Filter these entries, keeping only lines that hold the word "username".

SUPPLIED RECORDS

--- start ---

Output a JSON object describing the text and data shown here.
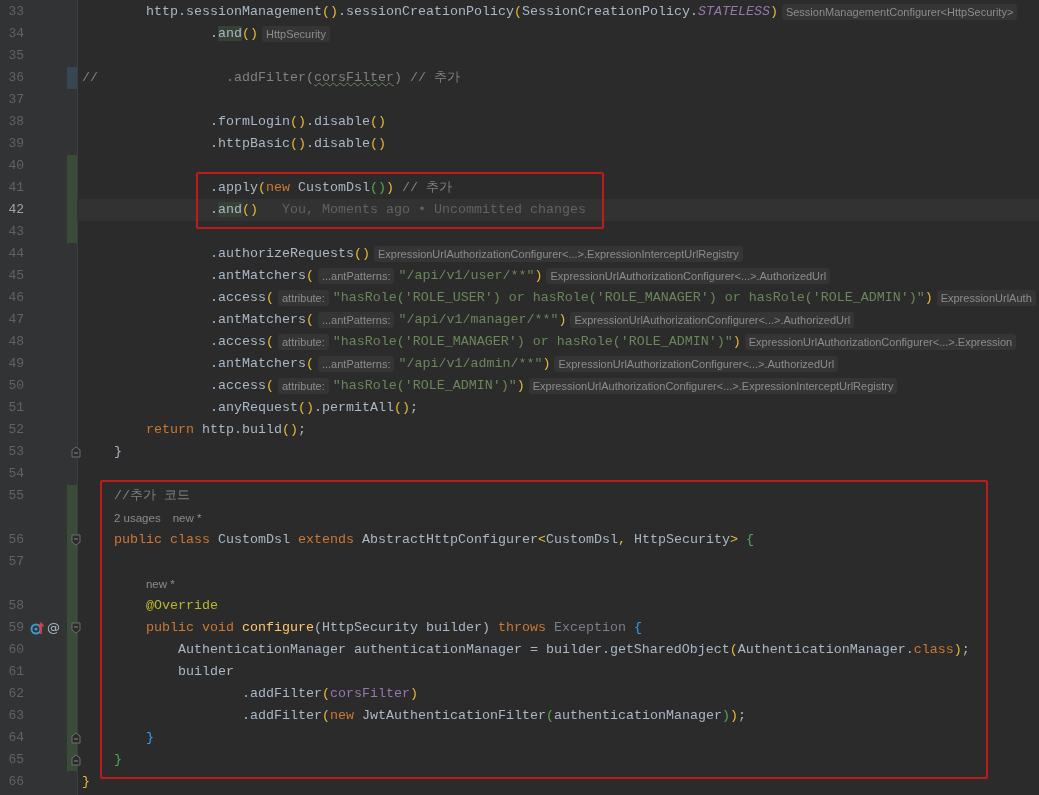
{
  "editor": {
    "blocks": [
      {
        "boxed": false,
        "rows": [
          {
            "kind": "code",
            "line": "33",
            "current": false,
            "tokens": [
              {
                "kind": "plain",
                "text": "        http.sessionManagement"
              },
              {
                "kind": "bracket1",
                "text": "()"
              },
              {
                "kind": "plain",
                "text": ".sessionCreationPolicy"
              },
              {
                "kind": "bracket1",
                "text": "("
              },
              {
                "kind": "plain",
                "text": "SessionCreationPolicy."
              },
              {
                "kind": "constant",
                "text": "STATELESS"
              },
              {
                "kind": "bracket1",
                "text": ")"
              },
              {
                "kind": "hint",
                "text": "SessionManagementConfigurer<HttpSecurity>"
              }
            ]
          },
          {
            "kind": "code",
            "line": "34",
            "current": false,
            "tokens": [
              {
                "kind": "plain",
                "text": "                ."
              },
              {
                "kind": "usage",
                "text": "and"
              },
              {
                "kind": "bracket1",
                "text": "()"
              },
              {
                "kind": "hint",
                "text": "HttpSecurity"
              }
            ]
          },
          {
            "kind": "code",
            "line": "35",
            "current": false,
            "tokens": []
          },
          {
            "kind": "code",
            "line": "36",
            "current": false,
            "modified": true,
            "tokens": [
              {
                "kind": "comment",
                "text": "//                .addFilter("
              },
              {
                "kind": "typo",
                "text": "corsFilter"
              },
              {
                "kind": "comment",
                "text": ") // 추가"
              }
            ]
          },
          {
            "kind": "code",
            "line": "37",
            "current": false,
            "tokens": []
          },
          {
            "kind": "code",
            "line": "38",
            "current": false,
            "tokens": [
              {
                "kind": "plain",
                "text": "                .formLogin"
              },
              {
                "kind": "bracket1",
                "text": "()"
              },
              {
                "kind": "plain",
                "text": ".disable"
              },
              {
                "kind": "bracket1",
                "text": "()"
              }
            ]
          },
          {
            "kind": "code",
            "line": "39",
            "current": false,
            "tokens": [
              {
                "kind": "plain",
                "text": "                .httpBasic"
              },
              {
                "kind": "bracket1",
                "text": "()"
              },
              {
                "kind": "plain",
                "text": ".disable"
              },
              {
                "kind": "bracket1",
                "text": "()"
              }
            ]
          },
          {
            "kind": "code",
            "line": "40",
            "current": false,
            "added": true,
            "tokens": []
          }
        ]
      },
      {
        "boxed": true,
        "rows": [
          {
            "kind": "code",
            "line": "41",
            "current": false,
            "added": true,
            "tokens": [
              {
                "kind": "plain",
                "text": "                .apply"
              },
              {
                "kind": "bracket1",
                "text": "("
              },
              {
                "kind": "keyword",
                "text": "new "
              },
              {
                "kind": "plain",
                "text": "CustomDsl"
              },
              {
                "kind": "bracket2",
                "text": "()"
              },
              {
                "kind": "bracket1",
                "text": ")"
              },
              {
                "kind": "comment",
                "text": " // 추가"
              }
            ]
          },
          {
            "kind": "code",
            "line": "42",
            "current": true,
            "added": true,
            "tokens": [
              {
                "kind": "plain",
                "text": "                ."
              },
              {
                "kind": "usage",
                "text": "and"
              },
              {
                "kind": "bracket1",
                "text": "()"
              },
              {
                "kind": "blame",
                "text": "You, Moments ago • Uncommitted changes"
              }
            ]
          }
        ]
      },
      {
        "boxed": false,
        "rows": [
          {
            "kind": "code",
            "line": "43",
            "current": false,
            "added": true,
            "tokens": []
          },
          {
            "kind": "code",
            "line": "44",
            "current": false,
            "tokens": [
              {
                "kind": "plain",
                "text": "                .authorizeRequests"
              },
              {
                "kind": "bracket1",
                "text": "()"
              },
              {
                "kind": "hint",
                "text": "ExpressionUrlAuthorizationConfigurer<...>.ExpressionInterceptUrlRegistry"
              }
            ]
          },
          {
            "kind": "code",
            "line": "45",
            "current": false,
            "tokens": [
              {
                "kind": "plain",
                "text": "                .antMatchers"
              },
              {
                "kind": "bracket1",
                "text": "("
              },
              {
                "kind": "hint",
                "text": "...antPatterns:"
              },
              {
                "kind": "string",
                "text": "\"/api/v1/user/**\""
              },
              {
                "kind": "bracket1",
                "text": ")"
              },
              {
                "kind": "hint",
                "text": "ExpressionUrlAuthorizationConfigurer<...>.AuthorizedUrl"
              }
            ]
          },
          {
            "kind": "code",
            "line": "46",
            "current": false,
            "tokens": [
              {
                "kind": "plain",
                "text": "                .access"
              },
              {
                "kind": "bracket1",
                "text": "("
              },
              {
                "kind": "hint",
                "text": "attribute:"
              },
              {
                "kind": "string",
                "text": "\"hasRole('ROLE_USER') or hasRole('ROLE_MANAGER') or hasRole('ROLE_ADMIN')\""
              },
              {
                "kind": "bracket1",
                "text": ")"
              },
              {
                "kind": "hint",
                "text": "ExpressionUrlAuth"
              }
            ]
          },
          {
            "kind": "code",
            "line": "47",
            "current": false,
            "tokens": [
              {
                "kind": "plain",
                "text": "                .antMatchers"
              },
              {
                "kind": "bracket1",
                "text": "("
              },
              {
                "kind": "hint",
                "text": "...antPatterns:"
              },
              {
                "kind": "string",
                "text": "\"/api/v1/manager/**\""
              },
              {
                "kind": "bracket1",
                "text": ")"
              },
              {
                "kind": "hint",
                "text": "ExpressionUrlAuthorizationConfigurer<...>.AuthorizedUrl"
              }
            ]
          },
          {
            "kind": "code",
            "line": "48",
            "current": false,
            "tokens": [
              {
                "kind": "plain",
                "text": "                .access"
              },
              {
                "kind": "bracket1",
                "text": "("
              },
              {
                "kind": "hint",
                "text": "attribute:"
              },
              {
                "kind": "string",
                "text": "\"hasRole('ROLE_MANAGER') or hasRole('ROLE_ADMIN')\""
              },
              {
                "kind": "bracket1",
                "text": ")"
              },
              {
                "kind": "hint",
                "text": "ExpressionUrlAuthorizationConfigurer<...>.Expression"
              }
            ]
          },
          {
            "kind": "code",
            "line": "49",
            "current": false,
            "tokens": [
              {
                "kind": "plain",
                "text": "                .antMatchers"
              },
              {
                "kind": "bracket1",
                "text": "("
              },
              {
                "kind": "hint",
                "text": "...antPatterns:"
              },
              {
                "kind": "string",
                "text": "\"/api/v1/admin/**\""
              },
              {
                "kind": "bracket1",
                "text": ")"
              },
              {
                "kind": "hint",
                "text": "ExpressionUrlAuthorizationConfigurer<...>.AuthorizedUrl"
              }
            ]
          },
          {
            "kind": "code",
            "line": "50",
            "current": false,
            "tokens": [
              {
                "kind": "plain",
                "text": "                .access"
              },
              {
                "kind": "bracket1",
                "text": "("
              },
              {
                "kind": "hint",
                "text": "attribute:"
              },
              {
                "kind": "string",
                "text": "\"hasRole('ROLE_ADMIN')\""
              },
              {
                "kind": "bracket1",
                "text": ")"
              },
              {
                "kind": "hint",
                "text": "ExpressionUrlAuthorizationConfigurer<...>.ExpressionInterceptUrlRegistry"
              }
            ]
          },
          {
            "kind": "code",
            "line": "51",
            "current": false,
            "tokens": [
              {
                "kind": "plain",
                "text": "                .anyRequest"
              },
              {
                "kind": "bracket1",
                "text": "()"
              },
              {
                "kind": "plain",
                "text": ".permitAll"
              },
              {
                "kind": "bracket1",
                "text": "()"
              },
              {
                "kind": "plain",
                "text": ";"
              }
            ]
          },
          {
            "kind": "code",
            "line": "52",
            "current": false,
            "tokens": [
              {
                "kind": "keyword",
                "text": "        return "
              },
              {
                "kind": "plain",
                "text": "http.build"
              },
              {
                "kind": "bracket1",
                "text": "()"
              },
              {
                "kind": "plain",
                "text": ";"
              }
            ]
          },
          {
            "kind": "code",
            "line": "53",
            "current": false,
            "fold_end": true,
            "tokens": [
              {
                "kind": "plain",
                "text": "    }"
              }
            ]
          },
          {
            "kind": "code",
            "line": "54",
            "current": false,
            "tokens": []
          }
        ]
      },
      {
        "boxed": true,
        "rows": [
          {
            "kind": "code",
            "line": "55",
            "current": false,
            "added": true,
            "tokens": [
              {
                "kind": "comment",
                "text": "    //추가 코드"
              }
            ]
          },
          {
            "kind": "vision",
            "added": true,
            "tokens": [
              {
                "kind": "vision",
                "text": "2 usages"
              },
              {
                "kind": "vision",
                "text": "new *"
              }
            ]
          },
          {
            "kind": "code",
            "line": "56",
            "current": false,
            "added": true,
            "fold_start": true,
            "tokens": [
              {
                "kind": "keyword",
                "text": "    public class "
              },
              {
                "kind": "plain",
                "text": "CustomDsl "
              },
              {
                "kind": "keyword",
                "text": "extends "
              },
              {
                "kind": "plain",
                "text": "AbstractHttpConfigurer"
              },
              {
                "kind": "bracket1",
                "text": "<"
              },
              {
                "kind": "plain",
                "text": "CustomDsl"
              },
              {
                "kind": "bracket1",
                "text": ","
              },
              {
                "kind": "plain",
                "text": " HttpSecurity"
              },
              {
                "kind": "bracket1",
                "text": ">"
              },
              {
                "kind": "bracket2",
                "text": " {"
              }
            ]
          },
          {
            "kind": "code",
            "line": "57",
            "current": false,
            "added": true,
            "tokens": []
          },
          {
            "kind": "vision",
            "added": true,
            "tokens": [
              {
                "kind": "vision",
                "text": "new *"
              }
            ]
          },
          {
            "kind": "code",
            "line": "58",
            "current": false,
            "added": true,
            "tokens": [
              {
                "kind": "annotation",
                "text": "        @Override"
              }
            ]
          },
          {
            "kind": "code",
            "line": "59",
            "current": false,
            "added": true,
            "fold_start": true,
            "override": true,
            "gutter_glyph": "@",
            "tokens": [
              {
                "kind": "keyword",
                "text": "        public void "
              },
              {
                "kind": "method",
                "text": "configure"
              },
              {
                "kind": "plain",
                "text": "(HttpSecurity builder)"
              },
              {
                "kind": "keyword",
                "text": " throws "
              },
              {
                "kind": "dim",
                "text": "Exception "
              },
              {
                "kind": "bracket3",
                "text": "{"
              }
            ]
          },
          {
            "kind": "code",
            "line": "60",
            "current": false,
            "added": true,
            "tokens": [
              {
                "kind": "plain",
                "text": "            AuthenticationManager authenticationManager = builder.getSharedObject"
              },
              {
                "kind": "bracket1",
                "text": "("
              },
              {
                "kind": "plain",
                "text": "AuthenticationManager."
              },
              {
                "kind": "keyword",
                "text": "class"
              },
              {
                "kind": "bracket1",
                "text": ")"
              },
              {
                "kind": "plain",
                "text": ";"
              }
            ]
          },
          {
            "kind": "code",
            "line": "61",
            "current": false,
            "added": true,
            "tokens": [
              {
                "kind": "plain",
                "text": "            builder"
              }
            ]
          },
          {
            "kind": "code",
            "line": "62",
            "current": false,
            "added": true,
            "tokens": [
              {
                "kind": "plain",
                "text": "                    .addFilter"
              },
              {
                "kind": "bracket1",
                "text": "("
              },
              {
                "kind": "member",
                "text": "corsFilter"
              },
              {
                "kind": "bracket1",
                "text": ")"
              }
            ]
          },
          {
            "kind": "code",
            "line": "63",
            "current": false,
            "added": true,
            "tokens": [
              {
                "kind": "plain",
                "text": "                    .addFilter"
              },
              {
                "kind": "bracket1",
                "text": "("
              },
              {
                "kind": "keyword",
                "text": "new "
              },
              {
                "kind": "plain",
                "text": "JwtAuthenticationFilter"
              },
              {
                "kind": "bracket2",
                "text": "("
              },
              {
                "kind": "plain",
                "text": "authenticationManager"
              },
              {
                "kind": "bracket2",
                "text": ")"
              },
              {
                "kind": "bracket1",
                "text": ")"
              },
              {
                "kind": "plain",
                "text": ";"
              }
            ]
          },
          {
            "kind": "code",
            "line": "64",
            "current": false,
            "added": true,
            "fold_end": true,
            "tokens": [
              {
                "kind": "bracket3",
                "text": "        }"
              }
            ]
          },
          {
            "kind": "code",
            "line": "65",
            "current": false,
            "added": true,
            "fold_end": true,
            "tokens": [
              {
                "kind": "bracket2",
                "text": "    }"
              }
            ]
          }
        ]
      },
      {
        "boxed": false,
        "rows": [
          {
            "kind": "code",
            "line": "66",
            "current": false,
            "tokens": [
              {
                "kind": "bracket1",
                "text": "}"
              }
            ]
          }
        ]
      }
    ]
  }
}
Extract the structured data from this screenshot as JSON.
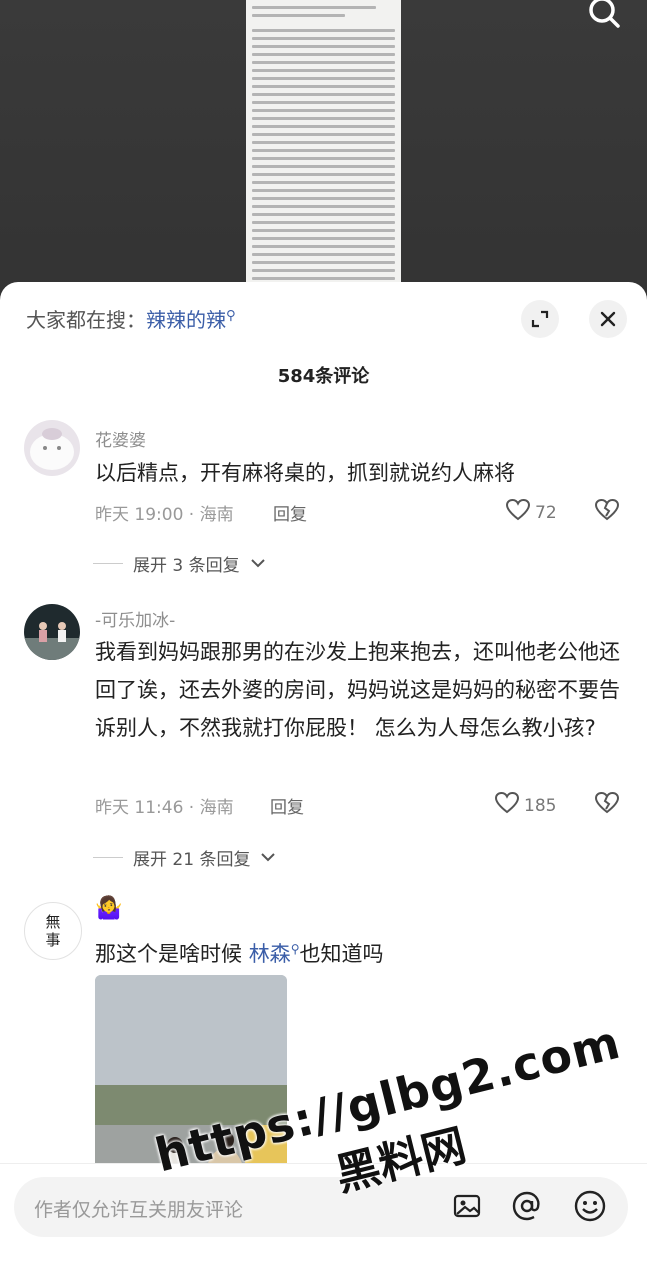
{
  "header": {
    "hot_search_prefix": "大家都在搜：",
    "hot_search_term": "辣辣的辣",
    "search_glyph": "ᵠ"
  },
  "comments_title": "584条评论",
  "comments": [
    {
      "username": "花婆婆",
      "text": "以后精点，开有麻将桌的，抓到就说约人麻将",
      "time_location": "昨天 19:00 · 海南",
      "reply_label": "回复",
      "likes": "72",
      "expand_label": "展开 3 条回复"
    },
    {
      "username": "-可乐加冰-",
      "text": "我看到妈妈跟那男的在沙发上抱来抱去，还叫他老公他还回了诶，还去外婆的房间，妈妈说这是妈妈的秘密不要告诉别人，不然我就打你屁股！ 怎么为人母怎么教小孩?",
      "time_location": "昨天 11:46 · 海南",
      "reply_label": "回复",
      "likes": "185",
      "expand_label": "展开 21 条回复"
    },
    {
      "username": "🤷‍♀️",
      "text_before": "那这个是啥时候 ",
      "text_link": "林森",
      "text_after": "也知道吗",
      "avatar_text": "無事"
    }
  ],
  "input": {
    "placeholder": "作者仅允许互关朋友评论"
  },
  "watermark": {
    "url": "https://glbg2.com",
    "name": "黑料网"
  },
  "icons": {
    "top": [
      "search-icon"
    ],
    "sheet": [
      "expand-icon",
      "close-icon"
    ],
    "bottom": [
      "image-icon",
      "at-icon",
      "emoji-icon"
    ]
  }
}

--- end ---

CORRECT ANSWER
      "username": "花婆婆",
      "username": "-可乐加冰-",
      "username": "🤷‍♀️",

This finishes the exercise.